Source material:
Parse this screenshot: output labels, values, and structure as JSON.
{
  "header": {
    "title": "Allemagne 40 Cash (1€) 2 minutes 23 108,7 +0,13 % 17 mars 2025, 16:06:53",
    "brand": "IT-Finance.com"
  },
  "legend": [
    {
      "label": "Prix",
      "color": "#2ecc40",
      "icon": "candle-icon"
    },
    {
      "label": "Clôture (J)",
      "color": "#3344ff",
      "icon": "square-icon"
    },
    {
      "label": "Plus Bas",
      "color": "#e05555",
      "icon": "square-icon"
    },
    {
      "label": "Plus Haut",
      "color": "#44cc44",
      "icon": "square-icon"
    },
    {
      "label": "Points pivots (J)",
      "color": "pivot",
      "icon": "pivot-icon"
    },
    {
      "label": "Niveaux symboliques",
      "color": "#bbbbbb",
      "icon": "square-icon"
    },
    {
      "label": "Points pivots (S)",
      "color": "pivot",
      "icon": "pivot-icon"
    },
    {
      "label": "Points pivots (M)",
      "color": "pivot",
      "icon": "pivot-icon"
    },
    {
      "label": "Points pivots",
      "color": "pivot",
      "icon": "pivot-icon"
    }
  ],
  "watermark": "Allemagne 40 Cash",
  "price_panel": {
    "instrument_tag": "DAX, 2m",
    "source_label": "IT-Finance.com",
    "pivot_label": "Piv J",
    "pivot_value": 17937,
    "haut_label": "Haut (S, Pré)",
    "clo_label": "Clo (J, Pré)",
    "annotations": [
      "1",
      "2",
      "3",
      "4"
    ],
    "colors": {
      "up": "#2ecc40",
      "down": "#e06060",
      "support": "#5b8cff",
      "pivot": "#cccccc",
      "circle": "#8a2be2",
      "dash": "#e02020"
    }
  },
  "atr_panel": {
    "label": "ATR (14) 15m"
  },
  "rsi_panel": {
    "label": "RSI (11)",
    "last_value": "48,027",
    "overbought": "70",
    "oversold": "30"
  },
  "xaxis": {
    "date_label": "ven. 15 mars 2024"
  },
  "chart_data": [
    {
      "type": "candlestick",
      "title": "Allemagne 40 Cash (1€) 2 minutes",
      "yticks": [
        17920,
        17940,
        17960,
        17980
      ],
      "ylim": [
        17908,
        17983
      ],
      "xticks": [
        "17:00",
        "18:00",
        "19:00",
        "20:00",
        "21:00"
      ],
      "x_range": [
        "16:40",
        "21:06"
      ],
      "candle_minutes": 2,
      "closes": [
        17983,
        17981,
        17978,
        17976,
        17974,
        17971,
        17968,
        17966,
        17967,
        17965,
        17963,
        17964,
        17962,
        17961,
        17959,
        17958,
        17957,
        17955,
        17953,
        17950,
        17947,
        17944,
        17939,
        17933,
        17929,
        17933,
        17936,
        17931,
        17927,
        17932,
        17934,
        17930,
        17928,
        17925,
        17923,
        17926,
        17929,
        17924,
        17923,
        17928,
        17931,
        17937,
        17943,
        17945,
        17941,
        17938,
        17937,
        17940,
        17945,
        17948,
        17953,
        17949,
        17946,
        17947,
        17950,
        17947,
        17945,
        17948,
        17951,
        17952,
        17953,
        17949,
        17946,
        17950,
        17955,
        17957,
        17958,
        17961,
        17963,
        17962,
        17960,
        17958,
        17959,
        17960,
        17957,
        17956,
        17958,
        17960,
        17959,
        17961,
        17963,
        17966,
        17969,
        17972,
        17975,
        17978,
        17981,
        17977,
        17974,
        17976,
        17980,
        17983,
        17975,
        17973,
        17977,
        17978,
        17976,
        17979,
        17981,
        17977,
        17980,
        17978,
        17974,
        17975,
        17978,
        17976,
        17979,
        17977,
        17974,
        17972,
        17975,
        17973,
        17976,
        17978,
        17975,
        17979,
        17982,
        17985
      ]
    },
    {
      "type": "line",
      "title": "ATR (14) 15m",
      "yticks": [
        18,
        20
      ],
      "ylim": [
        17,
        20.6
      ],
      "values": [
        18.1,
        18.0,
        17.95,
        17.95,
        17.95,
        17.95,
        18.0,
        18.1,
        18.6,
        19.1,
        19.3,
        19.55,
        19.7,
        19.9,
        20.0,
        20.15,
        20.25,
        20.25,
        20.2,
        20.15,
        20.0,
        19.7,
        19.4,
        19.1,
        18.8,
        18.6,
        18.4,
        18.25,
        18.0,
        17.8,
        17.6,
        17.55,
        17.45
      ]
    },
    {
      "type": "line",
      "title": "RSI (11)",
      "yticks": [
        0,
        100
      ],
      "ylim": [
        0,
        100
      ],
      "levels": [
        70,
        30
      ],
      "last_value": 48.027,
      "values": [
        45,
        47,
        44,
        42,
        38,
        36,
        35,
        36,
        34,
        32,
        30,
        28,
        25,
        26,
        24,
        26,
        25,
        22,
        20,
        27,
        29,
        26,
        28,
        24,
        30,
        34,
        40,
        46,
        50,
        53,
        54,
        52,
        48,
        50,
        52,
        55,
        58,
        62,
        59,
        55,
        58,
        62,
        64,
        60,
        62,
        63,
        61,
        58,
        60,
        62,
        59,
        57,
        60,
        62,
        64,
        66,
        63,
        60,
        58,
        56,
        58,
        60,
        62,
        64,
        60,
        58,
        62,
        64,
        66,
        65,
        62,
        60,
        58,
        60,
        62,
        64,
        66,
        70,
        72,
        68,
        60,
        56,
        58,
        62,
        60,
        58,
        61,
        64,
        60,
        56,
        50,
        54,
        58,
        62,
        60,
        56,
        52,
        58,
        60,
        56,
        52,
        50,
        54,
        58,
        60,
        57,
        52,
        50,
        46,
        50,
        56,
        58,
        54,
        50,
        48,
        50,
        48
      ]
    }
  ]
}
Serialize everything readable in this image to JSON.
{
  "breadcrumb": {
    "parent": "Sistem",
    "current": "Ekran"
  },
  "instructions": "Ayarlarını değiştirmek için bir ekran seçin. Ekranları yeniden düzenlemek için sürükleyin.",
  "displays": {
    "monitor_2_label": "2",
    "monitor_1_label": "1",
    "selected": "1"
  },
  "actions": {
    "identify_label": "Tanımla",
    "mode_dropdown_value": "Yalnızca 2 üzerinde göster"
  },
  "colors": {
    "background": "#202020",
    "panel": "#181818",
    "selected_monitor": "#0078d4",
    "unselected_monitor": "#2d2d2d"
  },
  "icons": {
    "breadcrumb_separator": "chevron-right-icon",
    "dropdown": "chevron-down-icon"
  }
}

Your task: Each entry above is to be quoted exactly.

Response below:
Parse this screenshot: output labels, values, and structure as JSON.
{
  "header": {
    "title": "Allemagne 40 Cash (1€) 2 minutes 23 108,7 +0,13 % 17 mars 2025, 16:06:53",
    "brand": "IT-Finance.com"
  },
  "legend": [
    {
      "label": "Prix",
      "color": "#2ecc40",
      "icon": "candle-icon"
    },
    {
      "label": "Clôture (J)",
      "color": "#3344ff",
      "icon": "square-icon"
    },
    {
      "label": "Plus Bas",
      "color": "#e05555",
      "icon": "square-icon"
    },
    {
      "label": "Plus Haut",
      "color": "#44cc44",
      "icon": "square-icon"
    },
    {
      "label": "Points pivots (J)",
      "color": "pivot",
      "icon": "pivot-icon"
    },
    {
      "label": "Niveaux symboliques",
      "color": "#bbbbbb",
      "icon": "square-icon"
    },
    {
      "label": "Points pivots (S)",
      "color": "pivot",
      "icon": "pivot-icon"
    },
    {
      "label": "Points pivots (M)",
      "color": "pivot",
      "icon": "pivot-icon"
    },
    {
      "label": "Points pivots",
      "color": "pivot",
      "icon": "pivot-icon"
    }
  ],
  "watermark": "Allemagne 40 Cash",
  "price_panel": {
    "instrument_tag": "DAX, 2m",
    "source_label": "IT-Finance.com",
    "pivot_label": "Piv J",
    "pivot_value": 17937,
    "haut_label": "Haut (S, Pré)",
    "clo_label": "Clo (J, Pré)",
    "annotations": [
      "1",
      "2",
      "3",
      "4"
    ],
    "colors": {
      "up": "#2ecc40",
      "down": "#e06060",
      "support": "#5b8cff",
      "pivot": "#cccccc",
      "circle": "#8a2be2",
      "dash": "#e02020"
    }
  },
  "atr_panel": {
    "label": "ATR (14) 15m"
  },
  "rsi_panel": {
    "label": "RSI (11)",
    "last_value": "48,027",
    "overbought": "70",
    "oversold": "30"
  },
  "xaxis": {
    "date_label": "ven. 15 mars 2024"
  },
  "chart_data": [
    {
      "type": "candlestick",
      "title": "Allemagne 40 Cash (1€) 2 minutes",
      "yticks": [
        17920,
        17940,
        17960,
        17980
      ],
      "ylim": [
        17908,
        17983
      ],
      "xticks": [
        "17:00",
        "18:00",
        "19:00",
        "20:00",
        "21:00"
      ],
      "x_range": [
        "16:40",
        "21:06"
      ],
      "candle_minutes": 2,
      "closes": [
        17983,
        17981,
        17978,
        17976,
        17974,
        17971,
        17968,
        17966,
        17967,
        17965,
        17963,
        17964,
        17962,
        17961,
        17959,
        17958,
        17957,
        17955,
        17953,
        17950,
        17947,
        17944,
        17939,
        17933,
        17929,
        17933,
        17936,
        17931,
        17927,
        17932,
        17934,
        17930,
        17928,
        17925,
        17923,
        17926,
        17929,
        17924,
        17923,
        17928,
        17931,
        17937,
        17943,
        17945,
        17941,
        17938,
        17937,
        17940,
        17945,
        17948,
        17953,
        17949,
        17946,
        17947,
        17950,
        17947,
        17945,
        17948,
        17951,
        17952,
        17953,
        17949,
        17946,
        17950,
        17955,
        17957,
        17958,
        17961,
        17963,
        17962,
        17960,
        17958,
        17959,
        17960,
        17957,
        17956,
        17958,
        17960,
        17959,
        17961,
        17963,
        17966,
        17969,
        17972,
        17975,
        17978,
        17981,
        17977,
        17974,
        17976,
        17980,
        17983,
        17975,
        17973,
        17977,
        17978,
        17976,
        17979,
        17981,
        17977,
        17980,
        17978,
        17974,
        17975,
        17978,
        17976,
        17979,
        17977,
        17974,
        17972,
        17975,
        17973,
        17976,
        17978,
        17975,
        17979,
        17982,
        17985
      ]
    },
    {
      "type": "line",
      "title": "ATR (14) 15m",
      "yticks": [
        18,
        20
      ],
      "ylim": [
        17,
        20.6
      ],
      "values": [
        18.1,
        18.0,
        17.95,
        17.95,
        17.95,
        17.95,
        18.0,
        18.1,
        18.6,
        19.1,
        19.3,
        19.55,
        19.7,
        19.9,
        20.0,
        20.15,
        20.25,
        20.25,
        20.2,
        20.15,
        20.0,
        19.7,
        19.4,
        19.1,
        18.8,
        18.6,
        18.4,
        18.25,
        18.0,
        17.8,
        17.6,
        17.55,
        17.45
      ]
    },
    {
      "type": "line",
      "title": "RSI (11)",
      "yticks": [
        0,
        100
      ],
      "ylim": [
        0,
        100
      ],
      "levels": [
        70,
        30
      ],
      "last_value": 48.027,
      "values": [
        45,
        47,
        44,
        42,
        38,
        36,
        35,
        36,
        34,
        32,
        30,
        28,
        25,
        26,
        24,
        26,
        25,
        22,
        20,
        27,
        29,
        26,
        28,
        24,
        30,
        34,
        40,
        46,
        50,
        53,
        54,
        52,
        48,
        50,
        52,
        55,
        58,
        62,
        59,
        55,
        58,
        62,
        64,
        60,
        62,
        63,
        61,
        58,
        60,
        62,
        59,
        57,
        60,
        62,
        64,
        66,
        63,
        60,
        58,
        56,
        58,
        60,
        62,
        64,
        60,
        58,
        62,
        64,
        66,
        65,
        62,
        60,
        58,
        60,
        62,
        64,
        66,
        70,
        72,
        68,
        60,
        56,
        58,
        62,
        60,
        58,
        61,
        64,
        60,
        56,
        50,
        54,
        58,
        62,
        60,
        56,
        52,
        58,
        60,
        56,
        52,
        50,
        54,
        58,
        60,
        57,
        52,
        50,
        46,
        50,
        56,
        58,
        54,
        50,
        48,
        50,
        48
      ]
    }
  ]
}
Serialize everything readable in this image to JSON.
{
  "breadcrumb": {
    "parent": "Sistem",
    "current": "Ekran"
  },
  "instructions": "Ayarlarını değiştirmek için bir ekran seçin. Ekranları yeniden düzenlemek için sürükleyin.",
  "displays": {
    "monitor_2_label": "2",
    "monitor_1_label": "1",
    "selected": "1"
  },
  "actions": {
    "identify_label": "Tanımla",
    "mode_dropdown_value": "Yalnızca 2 üzerinde göster"
  },
  "colors": {
    "background": "#202020",
    "panel": "#181818",
    "selected_monitor": "#0078d4",
    "unselected_monitor": "#2d2d2d"
  },
  "icons": {
    "breadcrumb_separator": "chevron-right-icon",
    "dropdown": "chevron-down-icon"
  }
}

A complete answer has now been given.